* _WHAT IS NEEDED_
Of the lines in the entries, how many hold the word "description"? Give that number alone.

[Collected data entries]
== == ==

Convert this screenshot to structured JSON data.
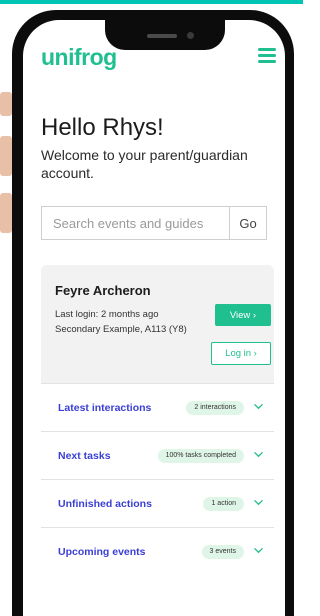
{
  "brand": {
    "logo_text": "unifrog",
    "accent": "#1fbf8f",
    "link_color": "#3a3fd4"
  },
  "header": {
    "greeting": "Hello Rhys!",
    "welcome": "Welcome to your parent/guardian account."
  },
  "search": {
    "placeholder": "Search events and guides",
    "button_label": "Go"
  },
  "student": {
    "name": "Feyre Archeron",
    "last_login": "Last login: 2 months ago",
    "school": "Secondary Example, A113 (Y8)",
    "view_label": "View ›",
    "login_label": "Log in ›"
  },
  "sections": [
    {
      "label": "Latest interactions",
      "badge": "2 interactions"
    },
    {
      "label": "Next tasks",
      "badge": "100% tasks completed"
    },
    {
      "label": "Unfinished actions",
      "badge": "1 action"
    },
    {
      "label": "Upcoming events",
      "badge": "3 events"
    }
  ],
  "icons": {
    "menu": "hamburger-menu-icon",
    "chevron": "chevron-down-icon"
  }
}
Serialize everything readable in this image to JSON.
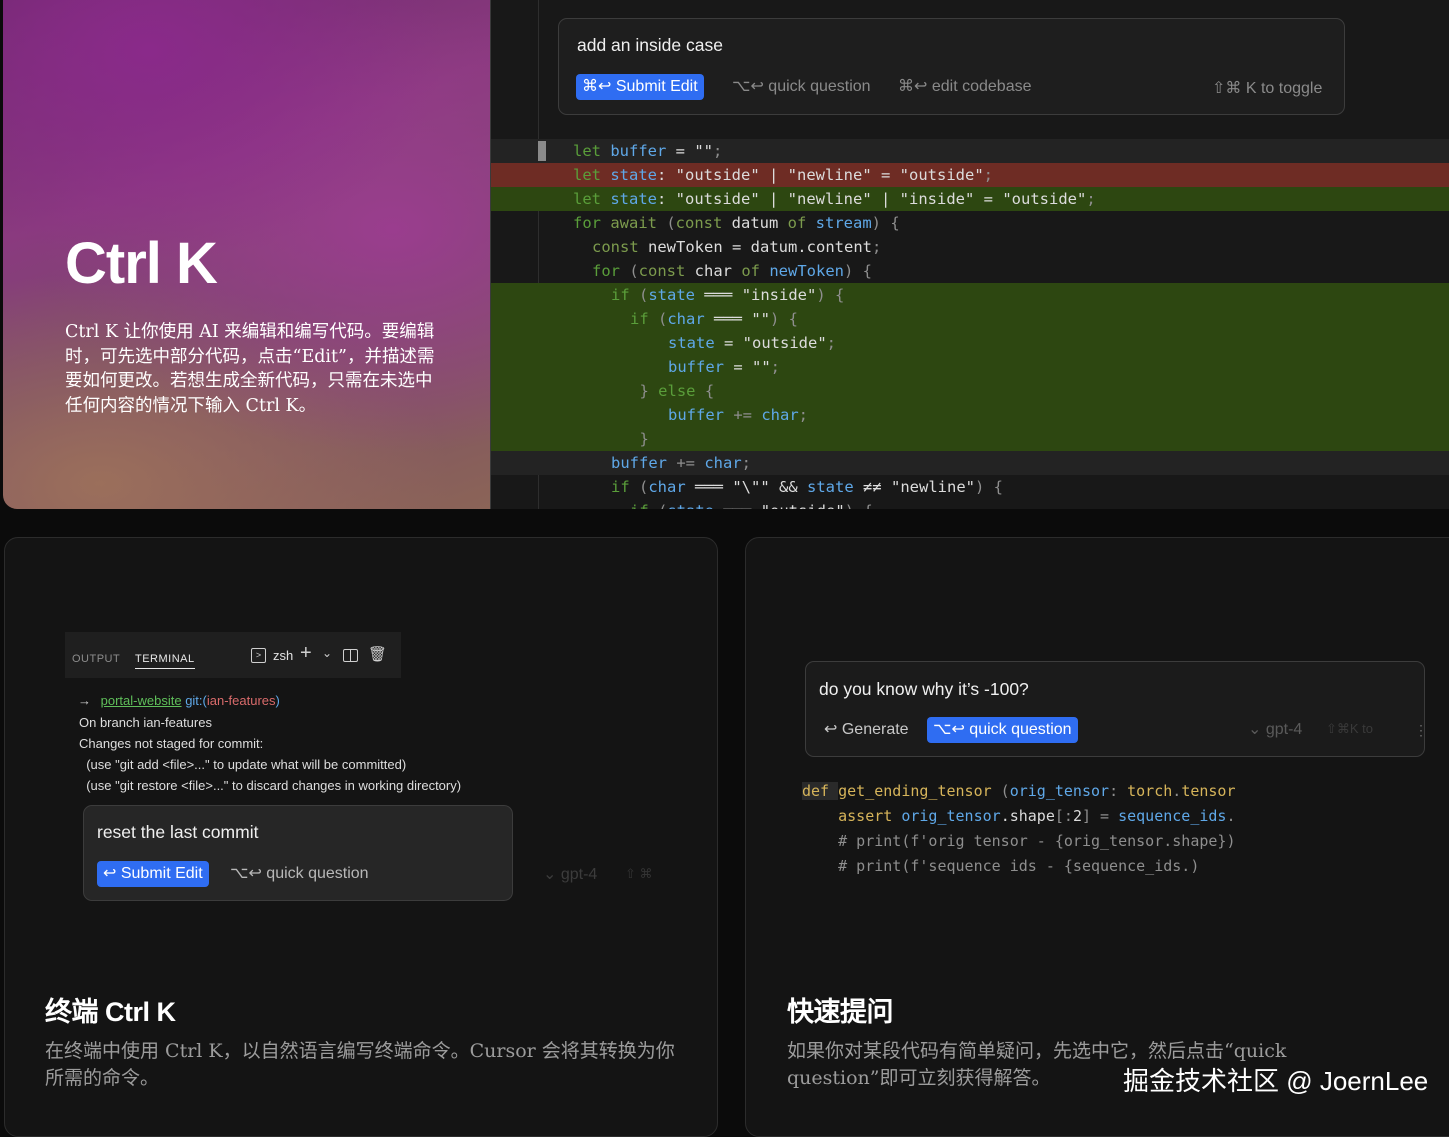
{
  "hero": {
    "title": "Ctrl K",
    "description": "Ctrl K 让你使用 AI 来编辑和编写代码。要编辑时，可先选中部分代码，点击“Edit”，并描述需要如何更改。若想生成全新代码，只需在未选中任何内容的情况下输入 Ctrl K。"
  },
  "editor": {
    "prompt": "add an inside case",
    "submit_label": "⌘↩ Submit Edit",
    "quick_question_label": "⌥↩ quick question",
    "edit_codebase_label": "⌘↩ edit codebase",
    "toggle_hint": "⇧⌘ K to toggle",
    "code_lines": [
      {
        "state": "hi",
        "indent": 0,
        "tokens": [
          [
            "kw",
            "let "
          ],
          [
            "vr",
            "buffer"
          ],
          [
            "pl",
            " = "
          ],
          [
            "st",
            "\"\""
          ],
          [
            "pu",
            ";"
          ]
        ]
      },
      {
        "state": "del",
        "indent": 0,
        "tokens": [
          [
            "kw",
            "let "
          ],
          [
            "vr",
            "state"
          ],
          [
            "pl",
            ": "
          ],
          [
            "st",
            "\"outside\""
          ],
          [
            "pl",
            " | "
          ],
          [
            "st",
            "\"newline\""
          ],
          [
            "pl",
            " = "
          ],
          [
            "st",
            "\"outside\""
          ],
          [
            "pu",
            ";"
          ]
        ]
      },
      {
        "state": "add",
        "indent": 0,
        "tokens": [
          [
            "kw",
            "let "
          ],
          [
            "vr",
            "state"
          ],
          [
            "pl",
            ": "
          ],
          [
            "st",
            "\"outside\""
          ],
          [
            "pl",
            " | "
          ],
          [
            "st",
            "\"newline\""
          ],
          [
            "pl",
            " | "
          ],
          [
            "st",
            "\"inside\""
          ],
          [
            "pl",
            " = "
          ],
          [
            "st",
            "\"outside\""
          ],
          [
            "pu",
            ";"
          ]
        ]
      },
      {
        "state": "",
        "indent": 0,
        "tokens": [
          [
            "kw",
            "for "
          ],
          [
            "kwd",
            "await "
          ],
          [
            "pu",
            "("
          ],
          [
            "kwd",
            "const "
          ],
          [
            "pl",
            "datum "
          ],
          [
            "kwd",
            "of "
          ],
          [
            "vr",
            "stream"
          ],
          [
            "pu",
            ") {"
          ]
        ]
      },
      {
        "state": "",
        "indent": 1,
        "tokens": [
          [
            "kwd",
            "const "
          ],
          [
            "pl",
            "newToken"
          ],
          [
            "pl",
            " = datum."
          ],
          [
            "pl",
            "content"
          ],
          [
            "pu",
            ";"
          ]
        ]
      },
      {
        "state": "",
        "indent": 1,
        "tokens": [
          [
            "kw",
            "for "
          ],
          [
            "pu",
            "("
          ],
          [
            "kwd",
            "const "
          ],
          [
            "pl",
            "char "
          ],
          [
            "kwd",
            "of "
          ],
          [
            "vr",
            "newToken"
          ],
          [
            "pu",
            ") {"
          ]
        ]
      },
      {
        "state": "add",
        "indent": 2,
        "tokens": [
          [
            "kw",
            "if "
          ],
          [
            "pu",
            "("
          ],
          [
            "vr",
            "state"
          ],
          [
            "pl",
            " ═══ "
          ],
          [
            "st",
            "\"inside\""
          ],
          [
            "pu",
            ") {"
          ]
        ]
      },
      {
        "state": "add",
        "indent": 3,
        "tokens": [
          [
            "kw",
            "if "
          ],
          [
            "pu",
            "("
          ],
          [
            "vr",
            "char"
          ],
          [
            "pl",
            " ═══ "
          ],
          [
            "st",
            "\"\""
          ],
          [
            "pu",
            ") {"
          ]
        ]
      },
      {
        "state": "add",
        "indent": 5,
        "tokens": [
          [
            "vr",
            "state"
          ],
          [
            "pl",
            " = "
          ],
          [
            "st",
            "\"outside\""
          ],
          [
            "pu",
            ";"
          ]
        ]
      },
      {
        "state": "add",
        "indent": 5,
        "tokens": [
          [
            "vr",
            "buffer"
          ],
          [
            "pl",
            " = "
          ],
          [
            "st",
            "\"\""
          ],
          [
            "pu",
            ";"
          ]
        ]
      },
      {
        "state": "add",
        "indent": 3.5,
        "tokens": [
          [
            "pu",
            "} "
          ],
          [
            "kw",
            "else "
          ],
          [
            "pu",
            "{"
          ]
        ]
      },
      {
        "state": "add",
        "indent": 5,
        "tokens": [
          [
            "vr",
            "buffer"
          ],
          [
            "pu",
            " += "
          ],
          [
            "vr",
            "char"
          ],
          [
            "pu",
            ";"
          ]
        ]
      },
      {
        "state": "add",
        "indent": 3.5,
        "tokens": [
          [
            "pu",
            "}"
          ]
        ]
      },
      {
        "state": "hi",
        "indent": 2,
        "tokens": [
          [
            "vr",
            "buffer"
          ],
          [
            "pu",
            " += "
          ],
          [
            "vr",
            "char"
          ],
          [
            "pu",
            ";"
          ]
        ]
      },
      {
        "state": "",
        "indent": 2,
        "tokens": [
          [
            "kw",
            "if "
          ],
          [
            "pu",
            "("
          ],
          [
            "vr",
            "char"
          ],
          [
            "pl",
            " ═══ "
          ],
          [
            "st",
            "\"\\\"\""
          ],
          [
            "pl",
            " && "
          ],
          [
            "vr",
            "state"
          ],
          [
            "pl",
            " ≠≠ "
          ],
          [
            "st",
            "\"newline\""
          ],
          [
            "pu",
            ") {"
          ]
        ]
      },
      {
        "state": "",
        "indent": 3,
        "tokens": [
          [
            "kw",
            "if "
          ],
          [
            "pu",
            "("
          ],
          [
            "vr",
            "state"
          ],
          [
            "pl",
            " ═══ "
          ],
          [
            "st",
            "\"outside\""
          ],
          [
            "pu",
            ") {"
          ]
        ]
      }
    ]
  },
  "terminal_card": {
    "tabs": {
      "output": "OUTPUT",
      "terminal": "TERMINAL"
    },
    "shell": "zsh",
    "prompt_arrow": "→",
    "prompt_dir": "portal-website",
    "prompt_git": "git:(",
    "prompt_branch": "ian-features",
    "prompt_git_end": ")",
    "lines": [
      "On branch ian-features",
      "Changes not staged for commit:",
      "  (use \"git add <file>...\" to update what will be committed)",
      "  (use \"git restore <file>...\" to discard changes in working directory)"
    ],
    "command": "reset the last commit",
    "submit_label": "↩ Submit Edit",
    "quick_question_label": "⌥↩ quick question",
    "model_hint": "⌄ gpt-4",
    "toggle_hint": "⇧ ⌘",
    "title": "终端 Ctrl K",
    "description": "在终端中使用 Ctrl K，以自然语言编写终端命令。Cursor 会将其转换为你所需的命令。"
  },
  "quick_card": {
    "question": "do you know why it’s -100?",
    "generate_label": "↩ Generate",
    "quick_question_label": "⌥↩ quick question",
    "model_hint": "⌄ gpt-4",
    "toggle_hint": "⇧⌘K to",
    "code_lines": [
      {
        "tokens": [
          [
            "yw",
            "def "
          ],
          [
            "yw",
            "get_ending_tensor"
          ],
          [
            "pu",
            " ("
          ],
          [
            "vr",
            "orig_tensor"
          ],
          [
            "pu",
            ": "
          ],
          [
            "yw",
            "torch"
          ],
          [
            "pu",
            "."
          ],
          [
            "yw",
            "tensor"
          ]
        ]
      },
      {
        "tokens": [
          [
            "pl",
            "    "
          ],
          [
            "yw",
            "assert "
          ],
          [
            "vr",
            "orig_tensor"
          ],
          [
            "pl",
            ".shape"
          ],
          [
            "pu",
            "["
          ],
          [
            "pu",
            ":"
          ],
          [
            "pl",
            "2"
          ],
          [
            "pu",
            "]"
          ],
          [
            "pu",
            " = "
          ],
          [
            "vr",
            "sequence_ids"
          ],
          [
            "pu",
            "."
          ]
        ]
      },
      {
        "tokens": [
          [
            "pu",
            "    # print(f'orig tensor - {orig_tensor.shape})"
          ]
        ]
      },
      {
        "tokens": [
          [
            "pu",
            "    # print(f'sequence ids - {sequence_ids.)"
          ]
        ]
      }
    ],
    "title": "快速提问",
    "description": "如果你对某段代码有简单疑问，先选中它，然后点击“quick question”即可立刻获得解答。"
  },
  "watermark": "掘金技术社区 @ JoernLee",
  "colors": {
    "accent": "#2f6df2",
    "added_line": "#2d4711",
    "removed_line": "#6e2c24"
  }
}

== == ==

* _PROBLEM SOLUTION_
3